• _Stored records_
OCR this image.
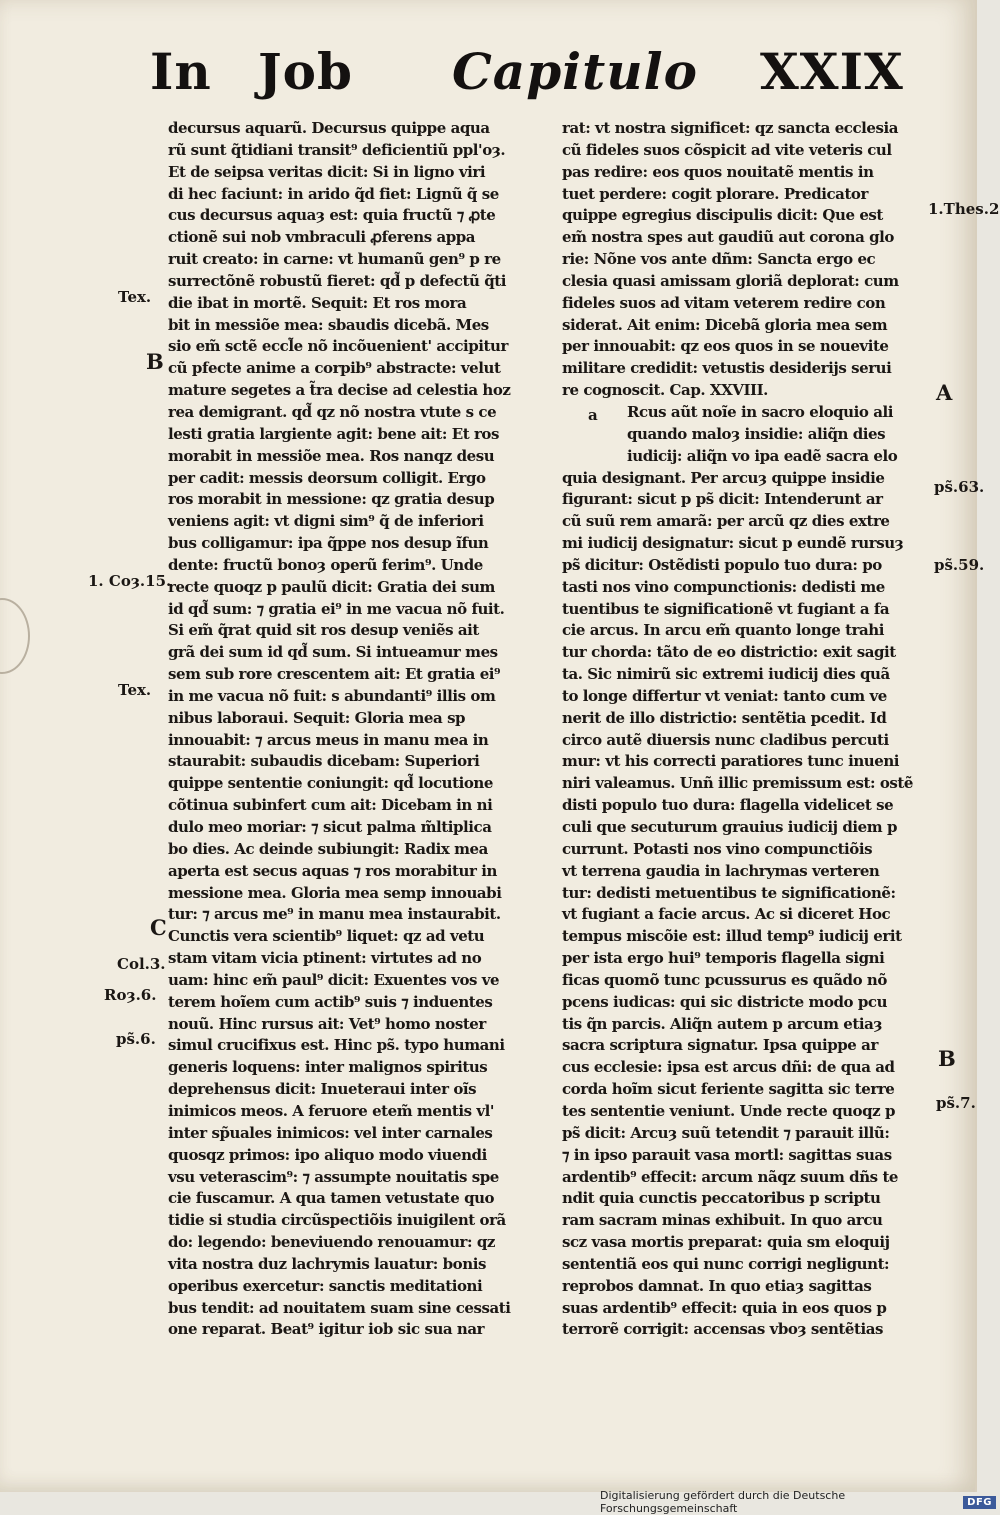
In Job Capitulo XXIX
decursus aquarũ. Decursus quippe aqua
rũ sunt q̃tidiani transit⁹ deficientiũ ppl'oȝ.
Et de seipsa veritas dicit: Si in ligno viri
di hec faciunt: in arido q̃d fiet: Lignũ q̃ se
cus decursus aquaȝ est: quia fructũ ⁊ ꝓte
ctionẽ sui nob vmbraculi ꝓferens appa
ruit creato: in carne: vt humanũ gen⁹ p re
surrectõnẽ robustũ fieret: qd̃ p defectũ q̃ti
die ibat in mortẽ. Sequit: Et ros mora
bit in messiõe mea: sbaudis dicebã. Mes
sio em̃ sctẽ eccl̃e nõ incõuenient' accipitur
cũ pfecte anime a corpib⁹ abstracte: velut
mature segetes a t̃ra decise ad celestia hoz
rea demigrant. qd̃ qz nõ nostra vtute s ce
lesti gratia largiente agit: bene ait: Et ros
morabit in messiõe mea. Ros nanqz desu
per cadit: messis deorsum colligit. Ergo
ros morabit in messione: qz gratia desup
veniens agit: vt digni sim⁹ q̃ de inferiori
bus colligamur: ipa q̃ppe nos desup ĩfun
dente: fructũ bonoȝ operũ ferim⁹. Unde
recte quoqz p paulũ dicit: Gratia dei sum
id qd̃ sum: ⁊ gratia ei⁹ in me vacua nõ fuit.
Si em̃ q̃rat quid sit ros desup veniẽs ait
grã dei sum id qd̃ sum. Si intueamur mes
sem sub rore crescentem ait: Et gratia ei⁹
in me vacua nõ fuit: s abundanti⁹ illis om
nibus laboraui. Sequit: Gloria mea sp
innouabit: ⁊ arcus meus in manu mea in
staurabit: subaudis dicebam: Superiori
quippe sententie coniungit: qd̃ locutione
cõtinua subinfert cum ait: Dicebam in ni
dulo meo moriar: ⁊ sicut palma m̃ltiplica
bo dies. Ac deinde subiungit: Radix mea
aperta est secus aquas ⁊ ros morabitur in
messione mea. Gloria mea semp innouabi
tur: ⁊ arcus me⁹ in manu mea instaurabit.
Cunctis vera scientib⁹ liquet: qz ad vetu
stam vitam vicia ptinent: virtutes ad no
uam: hinc em̃ paul⁹ dicit: Exuentes vos ve
terem hoĩem cum actib⁹ suis ⁊ induentes
nouũ. Hinc rursus ait: Vet⁹ homo noster
simul crucifixus est. Hinc ps̃. typo humani
generis loquens: inter malignos spiritus
deprehensus dicit: Inueteraui inter oĩs
inimicos meos. A feruore etem̃ mentis vl'
inter sp̃uales inimicos: vel inter carnales
quosqz primos: ipo aliquo modo viuendi
vsu veterascim⁹: ⁊ assumpte nouitatis spe
cie fuscamur. A qua tamen vetustate quo
tidie si studia circũspectiõis inuigilent orã
do: legendo: beneviuendo renouamur: qz
vita nostra duz lachrymis lauatur: bonis
operibus exercetur: sanctis meditationi
bus tendit: ad nouitatem suam sine cessati
one reparat. Beat⁹ igitur iob sic sua nar
rat: vt nostra significet: qz sancta ecclesia
cũ fideles suos cõspicit ad vite veteris cul
pas redire: eos quos nouitatẽ mentis in
tuet perdere: cogit plorare. Predicator
quippe egregius discipulis dicit: Que est
em̃ nostra spes aut gaudiũ aut corona glo
rie: Nõne vos ante dñm: Sancta ergo ec
clesia quasi amissam gloriã deplorat: cum
fideles suos ad vitam veterem redire con
siderat. Ait enim: Dicebã gloria mea sem
per innouabit: qz eos quos in se nouevite
militare credidit: vetustis desiderijs serui
re cognoscit. Cap. XXVIII.
Rcus aũt noĩe in sacro eloquio ali
quando maloȝ insidie: aliq̃n dies
iudicij: aliq̃n vo ipa eadẽ sacra elo
quia designant. Per arcuȝ quippe insidie
figurant: sicut p ps̃ dicit: Intenderunt ar
cũ suũ rem amarã: per arcũ qz dies extre
mi iudicij designatur: sicut p eundẽ rursuȝ
ps̃ dicitur: Ostẽdisti populo tuo dura: po
tasti nos vino compunctionis: dedisti me
tuentibus te significationẽ vt fugiant a fa
cie arcus. In arcu em̃ quanto longe trahi
tur chorda: tãto de eo districtio: exit sagit
ta. Sic nimirũ sic extremi iudicij dies quã
to longe differtur vt veniat: tanto cum ve
nerit de illo districtio: sentẽtia pcedit. Id
circo autẽ diuersis nunc cladibus percuti
mur: vt his correcti paratiores tunc inueni
niri valeamus. Unñ illic premissum est: ostẽ
disti populo tuo dura: flagella videlicet se
culi que secuturum grauius iudicij diem p
currunt. Potasti nos vino compunctiõis
vt terrena gaudia in lachrymas verteren
tur: dedisti metuentibus te significationẽ:
vt fugiant a facie arcus. Ac si diceret Hoc
tempus miscõie est: illud temp⁹ iudicij erit
per ista ergo hui⁹ temporis flagella signi
ficas quomõ tunc pcussurus es quãdo nõ
pcens iudicas: qui sic districte modo pcu
tis q̃n parcis. Aliq̃n autem p arcum etiaȝ
sacra scriptura signatur. Ipsa quippe ar
cus ecclesie: ipsa est arcus dñi: de qua ad
corda hoĩm sicut feriente sagitta sic terre
tes sententie veniunt. Unde recte quoqz p
ps̃ dicit: Arcuȝ suũ tetendit ⁊ parauit illũ:
⁊ in ipso parauit vasa mortl: sagittas suas
ardentib⁹ effecit: arcum nãqz suum dñs te
ndit quia cunctis peccatoribus p scriptu
ram sacram minas exhibuit. In quo arcu
scz vasa mortis preparat: quia sm eloquij
sententiã eos qui nunc corrigi negligunt:
reprobos damnat. In quo etiaȝ sagittas
suas ardentib⁹ effecit: quia in eos quos p
terrorẽ corrigit: accensas vboȝ sentẽtias
Tex.
B
1. Coȝ.15.
Tex.
C
Col.3.
Roȝ.6.
ps̃.6.
1.Thes.2
A
a
ps̃.63.
ps̃.59.
B
ps̃.7.
Digitalisierung gefördert durch die Deutsche Forschungsgemeinschaft	DFG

• _Exercise_
Without the pictures, repeat the listing above exactly.

• _Output of the exercise_
OCR this image.
In Job Capitulo XXIX
decursus aquarũ. Decursus quippe aqua
rũ sunt q̃tidiani transit⁹ deficientiũ ppl'oȝ.
Et de seipsa veritas dicit: Si in ligno viri
di hec faciunt: in arido q̃d fiet: Lignũ q̃ se
cus decursus aquaȝ est: quia fructũ ⁊ ꝓte
ctionẽ sui nob vmbraculi ꝓferens appa
ruit creato: in carne: vt humanũ gen⁹ p re
surrectõnẽ robustũ fieret: qd̃ p defectũ q̃ti
die ibat in mortẽ. Sequit: Et ros mora
bit in messiõe mea: sbaudis dicebã. Mes
sio em̃ sctẽ eccl̃e nõ incõuenient' accipitur
cũ pfecte anime a corpib⁹ abstracte: velut
mature segetes a t̃ra decise ad celestia hoz
rea demigrant. qd̃ qz nõ nostra vtute s ce
lesti gratia largiente agit: bene ait: Et ros
morabit in messiõe mea. Ros nanqz desu
per cadit: messis deorsum colligit. Ergo
ros morabit in messione: qz gratia desup
veniens agit: vt digni sim⁹ q̃ de inferiori
bus colligamur: ipa q̃ppe nos desup ĩfun
dente: fructũ bonoȝ operũ ferim⁹. Unde
recte quoqz p paulũ dicit: Gratia dei sum
id qd̃ sum: ⁊ gratia ei⁹ in me vacua nõ fuit.
Si em̃ q̃rat quid sit ros desup veniẽs ait
grã dei sum id qd̃ sum. Si intueamur mes
sem sub rore crescentem ait: Et gratia ei⁹
in me vacua nõ fuit: s abundanti⁹ illis om
nibus laboraui. Sequit: Gloria mea sp
innouabit: ⁊ arcus meus in manu mea in
staurabit: subaudis dicebam: Superiori
quippe sententie coniungit: qd̃ locutione
cõtinua subinfert cum ait: Dicebam in ni
dulo meo moriar: ⁊ sicut palma m̃ltiplica
bo dies. Ac deinde subiungit: Radix mea
aperta est secus aquas ⁊ ros morabitur in
messione mea. Gloria mea semp innouabi
tur: ⁊ arcus me⁹ in manu mea instaurabit.
Cunctis vera scientib⁹ liquet: qz ad vetu
stam vitam vicia ptinent: virtutes ad no
uam: hinc em̃ paul⁹ dicit: Exuentes vos ve
terem hoĩem cum actib⁹ suis ⁊ induentes
nouũ. Hinc rursus ait: Vet⁹ homo noster
simul crucifixus est. Hinc ps̃. typo humani
generis loquens: inter malignos spiritus
deprehensus dicit: Inueteraui inter oĩs
inimicos meos. A feruore etem̃ mentis vl'
inter sp̃uales inimicos: vel inter carnales
quosqz primos: ipo aliquo modo viuendi
vsu veterascim⁹: ⁊ assumpte nouitatis spe
cie fuscamur. A qua tamen vetustate quo
tidie si studia circũspectiõis inuigilent orã
do: legendo: beneviuendo renouamur: qz
vita nostra duz lachrymis lauatur: bonis
operibus exercetur: sanctis meditationi
bus tendit: ad nouitatem suam sine cessati
one reparat. Beat⁹ igitur iob sic sua nar
rat: vt nostra significet: qz sancta ecclesia
cũ fideles suos cõspicit ad vite veteris cul
pas redire: eos quos nouitatẽ mentis in
tuet perdere: cogit plorare. Predicator
quippe egregius discipulis dicit: Que est
em̃ nostra spes aut gaudiũ aut corona glo
rie: Nõne vos ante dñm: Sancta ergo ec
clesia quasi amissam gloriã deplorat: cum
fideles suos ad vitam veterem redire con
siderat. Ait enim: Dicebã gloria mea sem
per innouabit: qz eos quos in se nouevite
militare credidit: vetustis desiderijs serui
re cognoscit. Cap. XXVIII.
Rcus aũt noĩe in sacro eloquio ali
quando maloȝ insidie: aliq̃n dies
iudicij: aliq̃n vo ipa eadẽ sacra elo
quia designant. Per arcuȝ quippe insidie
figurant: sicut p ps̃ dicit: Intenderunt ar
cũ suũ rem amarã: per arcũ qz dies extre
mi iudicij designatur: sicut p eundẽ rursuȝ
ps̃ dicitur: Ostẽdisti populo tuo dura: po
tasti nos vino compunctionis: dedisti me
tuentibus te significationẽ vt fugiant a fa
cie arcus. In arcu em̃ quanto longe trahi
tur chorda: tãto de eo districtio: exit sagit
ta. Sic nimirũ sic extremi iudicij dies quã
to longe differtur vt veniat: tanto cum ve
nerit de illo districtio: sentẽtia pcedit. Id
circo autẽ diuersis nunc cladibus percuti
mur: vt his correcti paratiores tunc inueni
niri valeamus. Unñ illic premissum est: ostẽ
disti populo tuo dura: flagella videlicet se
culi que secuturum grauius iudicij diem p
currunt. Potasti nos vino compunctiõis
vt terrena gaudia in lachrymas verteren
tur: dedisti metuentibus te significationẽ:
vt fugiant a facie arcus. Ac si diceret Hoc
tempus miscõie est: illud temp⁹ iudicij erit
per ista ergo hui⁹ temporis flagella signi
ficas quomõ tunc pcussurus es quãdo nõ
pcens iudicas: qui sic districte modo pcu
tis q̃n parcis. Aliq̃n autem p arcum etiaȝ
sacra scriptura signatur. Ipsa quippe ar
cus ecclesie: ipsa est arcus dñi: de qua ad
corda hoĩm sicut feriente sagitta sic terre
tes sententie veniunt. Unde recte quoqz p
ps̃ dicit: Arcuȝ suũ tetendit ⁊ parauit illũ:
⁊ in ipso parauit vasa mortl: sagittas suas
ardentib⁹ effecit: arcum nãqz suum dñs te
ndit quia cunctis peccatoribus p scriptu
ram sacram minas exhibuit. In quo arcu
scz vasa mortis preparat: quia sm eloquij
sententiã eos qui nunc corrigi negligunt:
reprobos damnat. In quo etiaȝ sagittas
suas ardentib⁹ effecit: quia in eos quos p
terrorẽ corrigit: accensas vboȝ sentẽtias
Tex.
B
1. Coȝ.15.
Tex.
C
Col.3.
Roȝ.6.
ps̃.6.
1.Thes.2
A
a
ps̃.63.
ps̃.59.
B
ps̃.7.
Digitalisierung gefördert durch die Deutsche Forschungsgemeinschaft	DFG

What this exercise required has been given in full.